Task statement: Continue the passage about Finn Harps Football Club from its final sentence.

Finn Harps Football Club is a fan-owned Irish football club that plays in the First Division of the League of Ireland, as of 2023. The club was founded in 1954 and elected to the league in 1969. They hail from Ballybofey, County Donegal and play their home matches at Finn Park in Ballybofey. The club's colours are blue and white, and they go by the nickname Harps. The main successes of the club include winning an FAI Cup in 1973–74 and the First Division title in 2004. They also contested the 1999 FAI Cup Final, a second replay of which ended in a narrow defeat, the first replay having been lost to a draw with 30 seconds left to play.

Finn Harps share a local rivalry with Derry City with whom they contest the Northwest Derby.

==History==

===Early years===
Finn Harps was formed in 1954 as a junior club. The club's name derives from the river that runs through Ballybofey – the River Finn – and a traditional Irish symbol – the harp. They first came to national prominence by winning the 1968 FAI Junior Cup. This enabled them to compete in the 1969 FAI Intermediate Cup. After they were knocked out of that competition, club directors Fran Fields and Patsy McGowan decided to apply to the League of Ireland for membership. The club was admitted into the senior ranks in May 1969 and played their first senior game against Shamrock Rovers on 17 August 1969. They lost the game 10–2. After initial worries that the club were not of sufficient standard, the club became a considerable force during the 1970s.

===1970s: A decade of dominance===

Chart of yearly table positions for Finn Harps in League of Ireland

Finn Harps won their first senior trophy, the Dublin City Cup, in 1971–72, after a goal from club legend and all-time League of Ireland record goalscorer Brendan Bradley defeated Cork Hibernians at Dalymount Park. This was significant as before others had dismissed the idea of Finn Harps in the league. Two years later, Dalymount Park was again the scene as the club secured its first and only FAI Cup win. Two goals from Brendan Bradley and one from Charlie Ferry saw off the challenge of St Patrick's Athletic. Finn Harps qualified for European competitions on four occasions during the 1970s. They appeared in the UEFA Cup three times against Aberdeen, Derby County and Everton respectively, after finishing as runners-up in the league. They appeared once in the European Cup Winners Cup, playing Turkish Cup winners Bursaspor. The club was again runner-up in the League of Ireland Cup finals of 1974 and 1975 to Waterford and Bohemians respectively. Through the 1970s, the club never once finished in the bottom half of the table and were widely respected for their attractive and attacking football style. The 1974 final was the first to be broadcast in colour.

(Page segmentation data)
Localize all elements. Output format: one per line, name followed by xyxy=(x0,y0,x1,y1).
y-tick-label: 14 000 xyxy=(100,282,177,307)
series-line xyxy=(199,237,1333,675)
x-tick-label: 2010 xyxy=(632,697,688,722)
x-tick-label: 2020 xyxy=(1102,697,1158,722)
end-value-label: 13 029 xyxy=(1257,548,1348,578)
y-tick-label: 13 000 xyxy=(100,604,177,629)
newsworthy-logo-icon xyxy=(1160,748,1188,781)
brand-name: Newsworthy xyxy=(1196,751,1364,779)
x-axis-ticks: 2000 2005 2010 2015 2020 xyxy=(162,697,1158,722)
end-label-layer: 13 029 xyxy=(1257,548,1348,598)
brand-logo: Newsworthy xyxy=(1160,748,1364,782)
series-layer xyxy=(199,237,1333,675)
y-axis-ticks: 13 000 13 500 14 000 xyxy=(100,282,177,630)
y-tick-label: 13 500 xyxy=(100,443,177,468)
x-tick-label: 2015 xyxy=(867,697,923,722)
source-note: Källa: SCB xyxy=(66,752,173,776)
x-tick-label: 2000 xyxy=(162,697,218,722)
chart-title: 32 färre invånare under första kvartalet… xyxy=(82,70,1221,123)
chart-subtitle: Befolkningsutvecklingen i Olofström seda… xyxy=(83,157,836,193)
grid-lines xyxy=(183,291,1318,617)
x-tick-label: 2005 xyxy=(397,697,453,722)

The answer:
===Slow decline===
The 1980s saw a gradual decline of the club when it came to competing against the best in Ireland. An FAI Cup semi-final in 1981 and a League of Ireland First Division Shield final defeat by EMFA were the highlights of the decade for them and by 1985 the club had been relegated to the newly formed First Division. A series of managerial changes occurred over the following few years in an attempt to raise the club's status, but signs of improvement did not appear until the early 1990s. Patsy McGowan took over as manager for the third time at the start of the 1992–93 season. The next three seasons saw the club finish in the play-off position twice, though they were beaten both times (once by Cobh Ramblers and once by Athlone Town). The club let McGowan go before his aim of promotion could be completed. Following this the club's fortunes improved.

Nevertheless, Finn Harps won promotion at the end of the 1995–96 season, thus bringing an end to end their 11-season spell in the First Division. During the summer of 1996, a consortium of businessmen offered to take control of the club, but - when their offer was rejected - the manager and certain members of the club committee resigned. The club appointed Charlie McGeever as manager and, despite time being against him, he managed to assemble a squad for the opening of the 1996–97 season. By the season's conclusion, he had ensured that the club's Premier Division status was retained. Off the field, the remaining committee members set the club up as a co-operative society, selling shares to the ordinary supporters, to ensure that the club would be owned and run by the people whom they felt would truly care about it. A long-term blueprint for the future was put in place.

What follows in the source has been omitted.